Short problem — Pick out every line with the word "start" and copy it.

Entries —
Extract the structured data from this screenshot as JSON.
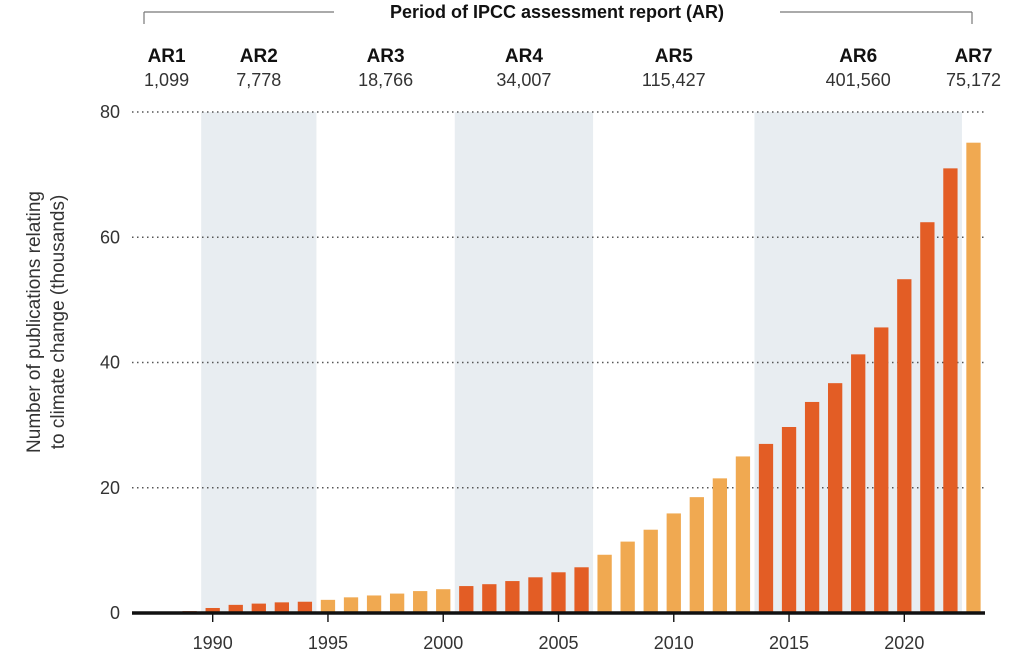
{
  "period_title": "Period of IPCC assessment report (AR)",
  "ylabel_line1": "Number of publications relating",
  "ylabel_line2": "to climate change (thousands)",
  "colors": {
    "light": "#f0a951",
    "dark": "#e35d25",
    "band": "#e8edf1",
    "axis": "#111111",
    "grid": "#555555"
  },
  "periods": [
    {
      "name": "AR1",
      "count": "1,099",
      "start": 1986.5,
      "end": 1989.5,
      "x_label": 1988.0,
      "shaded": false
    },
    {
      "name": "AR2",
      "count": "7,778",
      "start": 1989.5,
      "end": 1994.5,
      "x_label": 1992.0,
      "shaded": true
    },
    {
      "name": "AR3",
      "count": "18,766",
      "start": 1994.5,
      "end": 2000.5,
      "x_label": 1997.5,
      "shaded": false
    },
    {
      "name": "AR4",
      "count": "34,007",
      "start": 2000.5,
      "end": 2006.5,
      "x_label": 2003.5,
      "shaded": true
    },
    {
      "name": "AR5",
      "count": "115,427",
      "start": 2006.5,
      "end": 2013.5,
      "x_label": 2010.0,
      "shaded": false
    },
    {
      "name": "AR6",
      "count": "401,560",
      "start": 2013.5,
      "end": 2022.5,
      "x_label": 2018.0,
      "shaded": true
    },
    {
      "name": "AR7",
      "count": "75,172",
      "start": 2022.5,
      "end": 2023.5,
      "x_label": 2023.0,
      "shaded": false
    }
  ],
  "chart_data": {
    "type": "bar",
    "title": "Period of IPCC assessment report (AR)",
    "xlabel": "",
    "ylabel": "Number of publications relating to climate change (thousands)",
    "ylim": [
      0,
      80
    ],
    "xlim": [
      1986.5,
      2023.5
    ],
    "yticks": [
      0,
      20,
      40,
      60,
      80
    ],
    "xticks": [
      1990,
      1995,
      2000,
      2005,
      2010,
      2015,
      2020
    ],
    "grid": "horizontal dotted",
    "x": [
      1987,
      1988,
      1989,
      1990,
      1991,
      1992,
      1993,
      1994,
      1995,
      1996,
      1997,
      1998,
      1999,
      2000,
      2001,
      2002,
      2003,
      2004,
      2005,
      2006,
      2007,
      2008,
      2009,
      2010,
      2011,
      2012,
      2013,
      2014,
      2015,
      2016,
      2017,
      2018,
      2019,
      2020,
      2021,
      2022,
      2023
    ],
    "values": [
      0.1,
      0.2,
      0.3,
      0.8,
      1.3,
      1.5,
      1.7,
      1.8,
      2.1,
      2.5,
      2.8,
      3.1,
      3.5,
      3.8,
      4.3,
      4.6,
      5.1,
      5.7,
      6.5,
      7.3,
      9.3,
      11.4,
      13.3,
      15.9,
      18.5,
      21.5,
      25.0,
      27.0,
      29.7,
      33.7,
      36.7,
      41.3,
      45.6,
      53.3,
      62.4,
      71.0,
      75.1
    ],
    "ar_period": [
      "AR1",
      "AR1",
      "AR1",
      "AR2",
      "AR2",
      "AR2",
      "AR2",
      "AR2",
      "AR3",
      "AR3",
      "AR3",
      "AR3",
      "AR3",
      "AR3",
      "AR4",
      "AR4",
      "AR4",
      "AR4",
      "AR4",
      "AR4",
      "AR5",
      "AR5",
      "AR5",
      "AR5",
      "AR5",
      "AR5",
      "AR5",
      "AR6",
      "AR6",
      "AR6",
      "AR6",
      "AR6",
      "AR6",
      "AR6",
      "AR6",
      "AR6",
      "AR7"
    ]
  }
}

Answer below —
      "start": 1986.5,
      "start": 1989.5,
      "start": 1994.5,
      "start": 2000.5,
      "start": 2006.5,
      "start": 2013.5,
      "start": 2022.5,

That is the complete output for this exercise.